═══ Available data

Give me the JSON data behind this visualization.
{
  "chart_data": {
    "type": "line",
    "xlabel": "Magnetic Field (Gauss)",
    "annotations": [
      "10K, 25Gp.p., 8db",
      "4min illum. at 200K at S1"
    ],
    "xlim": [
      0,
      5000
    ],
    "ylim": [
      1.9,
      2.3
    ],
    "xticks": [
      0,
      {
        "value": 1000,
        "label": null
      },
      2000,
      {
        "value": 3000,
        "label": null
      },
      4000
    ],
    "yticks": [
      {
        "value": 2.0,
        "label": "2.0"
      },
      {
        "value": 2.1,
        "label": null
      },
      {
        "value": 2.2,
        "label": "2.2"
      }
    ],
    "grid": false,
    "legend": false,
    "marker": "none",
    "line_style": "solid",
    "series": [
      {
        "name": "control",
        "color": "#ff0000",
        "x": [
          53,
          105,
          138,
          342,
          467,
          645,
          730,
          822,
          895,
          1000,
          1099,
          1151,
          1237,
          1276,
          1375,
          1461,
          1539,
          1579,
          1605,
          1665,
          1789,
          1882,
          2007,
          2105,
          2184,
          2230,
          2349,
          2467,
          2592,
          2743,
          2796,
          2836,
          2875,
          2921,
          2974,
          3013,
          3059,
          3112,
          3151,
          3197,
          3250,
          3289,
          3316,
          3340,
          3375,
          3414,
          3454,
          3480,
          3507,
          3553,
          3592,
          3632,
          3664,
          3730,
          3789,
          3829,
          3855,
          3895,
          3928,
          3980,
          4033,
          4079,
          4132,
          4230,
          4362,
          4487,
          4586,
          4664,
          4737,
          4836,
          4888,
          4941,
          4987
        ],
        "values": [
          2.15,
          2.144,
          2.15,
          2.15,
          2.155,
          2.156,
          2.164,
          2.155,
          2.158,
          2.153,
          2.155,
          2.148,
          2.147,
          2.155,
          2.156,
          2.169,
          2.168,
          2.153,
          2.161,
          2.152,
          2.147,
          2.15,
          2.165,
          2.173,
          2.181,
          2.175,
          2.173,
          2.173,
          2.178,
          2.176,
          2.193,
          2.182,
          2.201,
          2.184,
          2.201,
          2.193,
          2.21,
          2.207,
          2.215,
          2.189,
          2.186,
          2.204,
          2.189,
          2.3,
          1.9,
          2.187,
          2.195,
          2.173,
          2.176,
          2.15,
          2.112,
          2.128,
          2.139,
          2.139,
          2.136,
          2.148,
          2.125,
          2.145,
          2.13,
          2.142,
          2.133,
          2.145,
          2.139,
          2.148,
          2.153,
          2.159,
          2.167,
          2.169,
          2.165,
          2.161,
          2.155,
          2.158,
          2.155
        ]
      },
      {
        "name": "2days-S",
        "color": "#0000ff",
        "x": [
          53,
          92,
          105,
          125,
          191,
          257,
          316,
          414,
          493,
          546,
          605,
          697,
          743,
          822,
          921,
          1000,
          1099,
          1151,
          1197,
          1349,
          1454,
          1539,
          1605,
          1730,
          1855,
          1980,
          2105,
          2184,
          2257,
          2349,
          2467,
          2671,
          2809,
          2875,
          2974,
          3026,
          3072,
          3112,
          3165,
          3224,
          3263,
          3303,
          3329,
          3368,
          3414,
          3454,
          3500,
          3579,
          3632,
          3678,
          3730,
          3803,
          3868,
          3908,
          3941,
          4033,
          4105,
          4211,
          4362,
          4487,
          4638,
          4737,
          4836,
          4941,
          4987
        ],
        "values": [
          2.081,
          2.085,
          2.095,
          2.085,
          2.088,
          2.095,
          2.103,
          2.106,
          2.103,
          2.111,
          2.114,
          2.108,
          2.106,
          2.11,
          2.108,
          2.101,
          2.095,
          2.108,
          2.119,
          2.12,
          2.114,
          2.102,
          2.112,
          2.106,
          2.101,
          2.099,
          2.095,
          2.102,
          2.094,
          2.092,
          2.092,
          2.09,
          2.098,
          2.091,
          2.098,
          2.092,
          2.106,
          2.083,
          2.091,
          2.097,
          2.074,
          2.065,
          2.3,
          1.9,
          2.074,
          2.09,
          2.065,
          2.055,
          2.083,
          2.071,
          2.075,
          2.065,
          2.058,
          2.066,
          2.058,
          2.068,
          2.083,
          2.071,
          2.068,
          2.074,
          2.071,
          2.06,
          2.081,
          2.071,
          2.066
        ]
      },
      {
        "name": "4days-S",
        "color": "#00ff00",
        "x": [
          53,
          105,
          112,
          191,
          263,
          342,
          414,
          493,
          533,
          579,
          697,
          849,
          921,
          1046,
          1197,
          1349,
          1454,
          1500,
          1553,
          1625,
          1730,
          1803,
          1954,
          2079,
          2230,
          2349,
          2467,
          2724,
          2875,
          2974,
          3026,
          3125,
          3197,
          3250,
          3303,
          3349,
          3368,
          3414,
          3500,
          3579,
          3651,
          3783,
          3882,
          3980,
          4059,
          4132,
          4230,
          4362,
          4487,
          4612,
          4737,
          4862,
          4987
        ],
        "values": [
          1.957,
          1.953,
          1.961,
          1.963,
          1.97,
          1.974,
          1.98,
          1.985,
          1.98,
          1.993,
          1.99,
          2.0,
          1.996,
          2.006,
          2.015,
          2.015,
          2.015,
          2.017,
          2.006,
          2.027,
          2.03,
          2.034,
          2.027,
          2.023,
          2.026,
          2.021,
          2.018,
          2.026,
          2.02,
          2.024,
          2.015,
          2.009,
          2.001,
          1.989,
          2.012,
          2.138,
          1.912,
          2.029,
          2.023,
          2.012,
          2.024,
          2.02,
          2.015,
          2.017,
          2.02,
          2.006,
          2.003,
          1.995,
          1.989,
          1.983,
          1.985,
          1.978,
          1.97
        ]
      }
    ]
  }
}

══════
═══ Available data

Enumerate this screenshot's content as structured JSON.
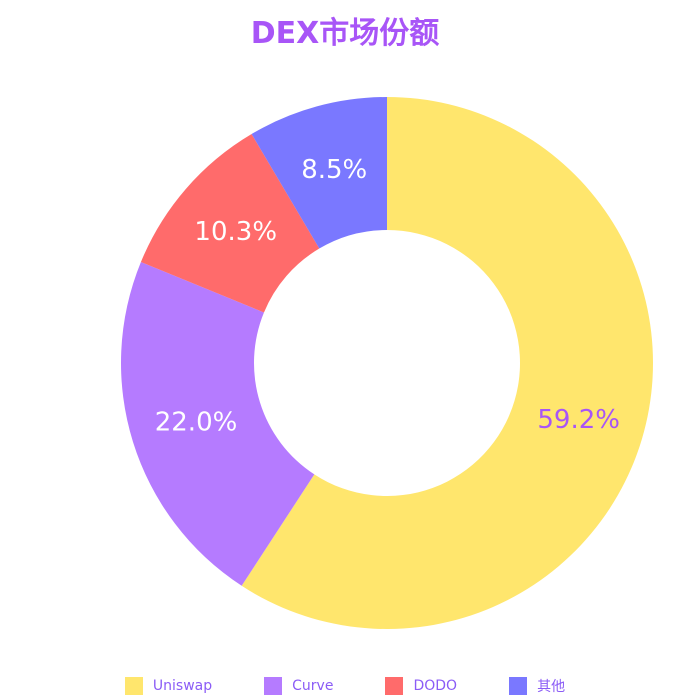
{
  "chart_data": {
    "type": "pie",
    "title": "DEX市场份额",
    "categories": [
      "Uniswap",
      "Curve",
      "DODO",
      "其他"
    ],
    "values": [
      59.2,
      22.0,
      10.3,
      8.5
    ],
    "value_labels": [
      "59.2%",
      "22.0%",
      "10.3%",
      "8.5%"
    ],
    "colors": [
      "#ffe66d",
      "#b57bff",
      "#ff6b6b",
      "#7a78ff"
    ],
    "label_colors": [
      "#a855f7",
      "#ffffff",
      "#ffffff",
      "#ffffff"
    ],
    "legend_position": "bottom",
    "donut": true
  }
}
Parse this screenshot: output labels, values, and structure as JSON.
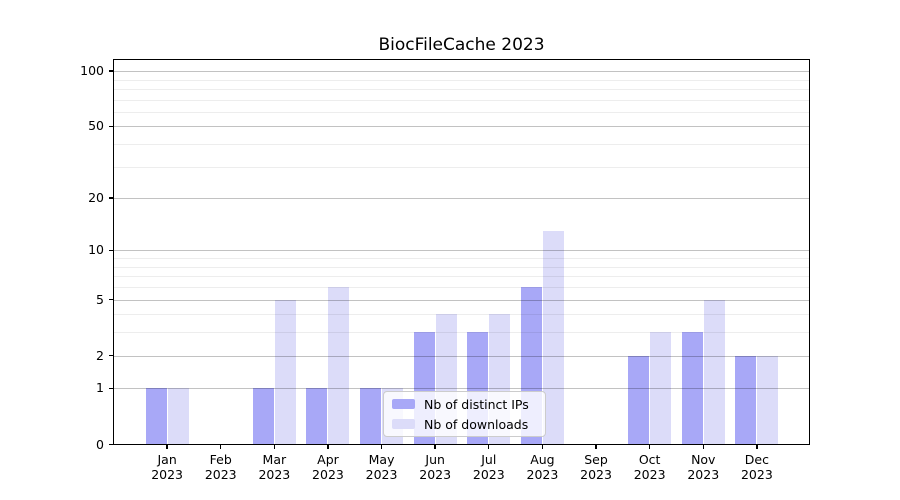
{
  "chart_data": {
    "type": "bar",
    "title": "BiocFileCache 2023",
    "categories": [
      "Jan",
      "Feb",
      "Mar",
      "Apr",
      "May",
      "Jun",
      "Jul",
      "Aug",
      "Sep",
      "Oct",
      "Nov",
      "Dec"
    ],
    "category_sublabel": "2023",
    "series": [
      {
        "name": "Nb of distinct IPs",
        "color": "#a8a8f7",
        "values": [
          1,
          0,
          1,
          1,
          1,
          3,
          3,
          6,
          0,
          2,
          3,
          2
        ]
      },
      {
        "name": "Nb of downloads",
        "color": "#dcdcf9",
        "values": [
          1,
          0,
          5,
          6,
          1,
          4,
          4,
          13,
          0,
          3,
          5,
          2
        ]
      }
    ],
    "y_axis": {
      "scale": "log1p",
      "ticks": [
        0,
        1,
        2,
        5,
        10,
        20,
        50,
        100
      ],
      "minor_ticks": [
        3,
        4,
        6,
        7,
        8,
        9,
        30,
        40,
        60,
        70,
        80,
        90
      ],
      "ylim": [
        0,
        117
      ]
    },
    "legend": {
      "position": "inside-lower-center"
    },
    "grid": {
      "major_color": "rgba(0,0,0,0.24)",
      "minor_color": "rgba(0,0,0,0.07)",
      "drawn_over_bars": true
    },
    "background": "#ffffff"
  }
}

══════

Job:
In the entries above, find each line with the word "this" and copy it.

Reply to the task:
Give me the JSON data behind this visualization.
Enumerate this screenshot's content as structured JSON.
Parse this screenshot: output labels, values, and structure as JSON.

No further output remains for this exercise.